[START INPUT ROWS]
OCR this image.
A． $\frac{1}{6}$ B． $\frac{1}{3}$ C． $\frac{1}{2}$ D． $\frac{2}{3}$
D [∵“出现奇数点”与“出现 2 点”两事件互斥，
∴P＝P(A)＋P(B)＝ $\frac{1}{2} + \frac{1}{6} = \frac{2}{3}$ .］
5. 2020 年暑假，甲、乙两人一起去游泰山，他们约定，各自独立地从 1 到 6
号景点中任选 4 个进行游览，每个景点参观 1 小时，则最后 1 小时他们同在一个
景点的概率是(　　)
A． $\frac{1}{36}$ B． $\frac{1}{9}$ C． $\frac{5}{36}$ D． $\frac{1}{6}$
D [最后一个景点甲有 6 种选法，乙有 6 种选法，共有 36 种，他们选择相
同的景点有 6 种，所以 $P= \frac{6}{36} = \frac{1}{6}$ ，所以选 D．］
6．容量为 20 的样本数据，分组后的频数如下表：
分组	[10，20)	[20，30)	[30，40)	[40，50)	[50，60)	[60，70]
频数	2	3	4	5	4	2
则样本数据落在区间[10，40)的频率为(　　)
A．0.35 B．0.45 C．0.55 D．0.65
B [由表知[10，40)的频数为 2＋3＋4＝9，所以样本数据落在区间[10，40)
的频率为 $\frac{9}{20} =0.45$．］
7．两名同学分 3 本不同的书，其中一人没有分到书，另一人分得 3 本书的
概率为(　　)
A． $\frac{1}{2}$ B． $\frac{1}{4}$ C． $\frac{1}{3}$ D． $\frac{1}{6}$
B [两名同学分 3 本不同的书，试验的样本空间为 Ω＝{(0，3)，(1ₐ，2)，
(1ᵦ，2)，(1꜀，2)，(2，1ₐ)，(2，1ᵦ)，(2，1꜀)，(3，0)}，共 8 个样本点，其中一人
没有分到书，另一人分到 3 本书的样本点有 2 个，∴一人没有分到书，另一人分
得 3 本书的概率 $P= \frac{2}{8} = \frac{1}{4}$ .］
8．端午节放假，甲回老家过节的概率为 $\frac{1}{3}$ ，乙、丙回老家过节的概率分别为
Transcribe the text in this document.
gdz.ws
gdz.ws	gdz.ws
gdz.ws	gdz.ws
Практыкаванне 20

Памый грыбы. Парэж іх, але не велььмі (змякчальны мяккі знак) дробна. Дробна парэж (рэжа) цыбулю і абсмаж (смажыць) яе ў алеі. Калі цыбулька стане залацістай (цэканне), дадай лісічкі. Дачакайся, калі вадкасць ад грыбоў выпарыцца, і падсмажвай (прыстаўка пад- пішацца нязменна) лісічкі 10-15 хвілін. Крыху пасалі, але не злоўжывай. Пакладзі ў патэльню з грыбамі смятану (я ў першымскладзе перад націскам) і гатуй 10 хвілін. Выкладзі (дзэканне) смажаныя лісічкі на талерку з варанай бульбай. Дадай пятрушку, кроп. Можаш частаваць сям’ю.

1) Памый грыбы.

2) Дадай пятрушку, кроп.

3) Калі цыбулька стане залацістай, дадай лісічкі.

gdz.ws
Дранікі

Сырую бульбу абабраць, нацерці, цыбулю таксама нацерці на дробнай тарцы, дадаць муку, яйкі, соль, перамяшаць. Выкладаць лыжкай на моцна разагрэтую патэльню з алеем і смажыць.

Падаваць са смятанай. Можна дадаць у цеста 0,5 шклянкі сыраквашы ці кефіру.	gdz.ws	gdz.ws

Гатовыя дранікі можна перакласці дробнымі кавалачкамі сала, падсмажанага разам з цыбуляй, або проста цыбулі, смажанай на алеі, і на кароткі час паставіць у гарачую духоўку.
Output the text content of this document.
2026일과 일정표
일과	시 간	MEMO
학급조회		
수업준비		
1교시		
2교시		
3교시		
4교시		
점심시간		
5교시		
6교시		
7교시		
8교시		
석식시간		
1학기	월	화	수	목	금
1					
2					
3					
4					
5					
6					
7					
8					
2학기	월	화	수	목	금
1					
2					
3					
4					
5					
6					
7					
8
[END INPUT ROWS]
### TASK GOAL:
Set down the material above again, word for word.

### ANSWER TO THIS PROBLEM:
OCR this image.
A． $\frac{1}{6}$ B． $\frac{1}{3}$ C． $\frac{1}{2}$ D． $\frac{2}{3}$
D [∵“出现奇数点”与“出现 2 点”两事件互斥，
∴P＝P(A)＋P(B)＝ $\frac{1}{2} + \frac{1}{6} = \frac{2}{3}$ .］
5. 2020 年暑假，甲、乙两人一起去游泰山，他们约定，各自独立地从 1 到 6
号景点中任选 4 个进行游览，每个景点参观 1 小时，则最后 1 小时他们同在一个
景点的概率是(　　)
A． $\frac{1}{36}$ B． $\frac{1}{9}$ C． $\frac{5}{36}$ D． $\frac{1}{6}$
D [最后一个景点甲有 6 种选法，乙有 6 种选法，共有 36 种，他们选择相
同的景点有 6 种，所以 $P= \frac{6}{36} = \frac{1}{6}$ ，所以选 D．］
6．容量为 20 的样本数据，分组后的频数如下表：
分组	[10，20)	[20，30)	[30，40)	[40，50)	[50，60)	[60，70]
频数	2	3	4	5	4	2
则样本数据落在区间[10，40)的频率为(　　)
A．0.35 B．0.45 C．0.55 D．0.65
B [由表知[10，40)的频数为 2＋3＋4＝9，所以样本数据落在区间[10，40)
的频率为 $\frac{9}{20} =0.45$．］
7．两名同学分 3 本不同的书，其中一人没有分到书，另一人分得 3 本书的
概率为(　　)
A． $\frac{1}{2}$ B． $\frac{1}{4}$ C． $\frac{1}{3}$ D． $\frac{1}{6}$
B [两名同学分 3 本不同的书，试验的样本空间为 Ω＝{(0，3)，(1ₐ，2)，
(1ᵦ，2)，(1꜀，2)，(2，1ₐ)，(2，1ᵦ)，(2，1꜀)，(3，0)}，共 8 个样本点，其中一人
没有分到书，另一人分到 3 本书的样本点有 2 个，∴一人没有分到书，另一人分
得 3 本书的概率 $P= \frac{2}{8} = \frac{1}{4}$ .］
8．端午节放假，甲回老家过节的概率为 $\frac{1}{3}$ ，乙、丙回老家过节的概率分别为
Transcribe the text in this document.
gdz.ws
gdz.ws	gdz.ws
gdz.ws	gdz.ws
Практыкаванне 20

Памый грыбы. Парэж іх, але не велььмі (змякчальны мяккі знак) дробна. Дробна парэж (рэжа) цыбулю і абсмаж (смажыць) яе ў алеі. Калі цыбулька стане залацістай (цэканне), дадай лісічкі. Дачакайся, калі вадкасць ад грыбоў выпарыцца, і падсмажвай (прыстаўка пад- пішацца нязменна) лісічкі 10-15 хвілін. Крыху пасалі, але не злоўжывай. Пакладзі ў патэльню з грыбамі смятану (я ў першымскладзе перад націскам) і гатуй 10 хвілін. Выкладзі (дзэканне) смажаныя лісічкі на талерку з варанай бульбай. Дадай пятрушку, кроп. Можаш частаваць сям’ю.

1) Памый грыбы.

2) Дадай пятрушку, кроп.

3) Калі цыбулька стане залацістай, дадай лісічкі.

gdz.ws
Дранікі

Сырую бульбу абабраць, нацерці, цыбулю таксама нацерці на дробнай тарцы, дадаць муку, яйкі, соль, перамяшаць. Выкладаць лыжкай на моцна разагрэтую патэльню з алеем і смажыць.

Падаваць са смятанай. Можна дадаць у цеста 0,5 шклянкі сыраквашы ці кефіру.	gdz.ws	gdz.ws

Гатовыя дранікі можна перакласці дробнымі кавалачкамі сала, падсмажанага разам з цыбуляй, або проста цыбулі, смажанай на алеі, і на кароткі час паставіць у гарачую духоўку.
Output the text content of this document.
2026일과 일정표
일과	시 간	MEMO
학급조회		
수업준비		
1교시		
2교시		
3교시		
4교시		
점심시간		
5교시		
6교시		
7교시		
8교시		
석식시간		
1학기	월	화	수	목	금
1					
2					
3					
4					
5					
6					
7					
8					
2학기	월	화	수	목	금
1					
2					
3					
4					
5					
6					
7					
8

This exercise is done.